**WHAT YOU SHOULD DO**
Output every entry exactly as written.

**DATA ENTRIES**
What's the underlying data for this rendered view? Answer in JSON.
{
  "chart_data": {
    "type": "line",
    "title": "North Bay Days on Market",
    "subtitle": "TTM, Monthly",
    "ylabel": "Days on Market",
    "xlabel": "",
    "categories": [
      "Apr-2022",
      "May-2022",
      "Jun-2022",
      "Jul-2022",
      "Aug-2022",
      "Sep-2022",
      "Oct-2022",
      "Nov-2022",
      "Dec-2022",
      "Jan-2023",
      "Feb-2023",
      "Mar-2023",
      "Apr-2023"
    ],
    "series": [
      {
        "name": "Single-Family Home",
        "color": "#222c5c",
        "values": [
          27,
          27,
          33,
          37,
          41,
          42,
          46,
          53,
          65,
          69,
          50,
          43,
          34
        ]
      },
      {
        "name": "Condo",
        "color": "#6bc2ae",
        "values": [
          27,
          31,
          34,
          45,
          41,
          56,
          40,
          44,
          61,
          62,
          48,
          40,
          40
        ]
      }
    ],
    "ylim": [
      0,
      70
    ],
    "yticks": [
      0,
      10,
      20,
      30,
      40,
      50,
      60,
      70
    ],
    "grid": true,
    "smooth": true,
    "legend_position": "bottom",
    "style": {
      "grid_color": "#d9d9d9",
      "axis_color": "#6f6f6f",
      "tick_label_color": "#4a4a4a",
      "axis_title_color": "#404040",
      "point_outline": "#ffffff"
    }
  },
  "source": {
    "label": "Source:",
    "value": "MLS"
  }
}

**WORKED SOLUTION**
What's the underlying data for this rendered view? Answer in JSON.
{
  "chart_data": {
    "type": "line",
    "title": "North Bay Days on Market",
    "subtitle": "TTM, Monthly",
    "ylabel": "Days on Market",
    "xlabel": "",
    "categories": [
      "Apr-2022",
      "May-2022",
      "Jun-2022",
      "Jul-2022",
      "Aug-2022",
      "Sep-2022",
      "Oct-2022",
      "Nov-2022",
      "Dec-2022",
      "Jan-2023",
      "Feb-2023",
      "Mar-2023",
      "Apr-2023"
    ],
    "series": [
      {
        "name": "Single-Family Home",
        "color": "#222c5c",
        "values": [
          27,
          27,
          33,
          37,
          41,
          42,
          46,
          53,
          65,
          69,
          50,
          43,
          34
        ]
      },
      {
        "name": "Condo",
        "color": "#6bc2ae",
        "values": [
          27,
          31,
          34,
          45,
          41,
          56,
          40,
          44,
          61,
          62,
          48,
          40,
          40
        ]
      }
    ],
    "ylim": [
      0,
      70
    ],
    "yticks": [
      0,
      10,
      20,
      30,
      40,
      50,
      60,
      70
    ],
    "grid": true,
    "smooth": true,
    "legend_position": "bottom",
    "style": {
      "grid_color": "#d9d9d9",
      "axis_color": "#6f6f6f",
      "tick_label_color": "#4a4a4a",
      "axis_title_color": "#404040",
      "point_outline": "#ffffff"
    }
  },
  "source": {
    "label": "Source:",
    "value": "MLS"
  }
}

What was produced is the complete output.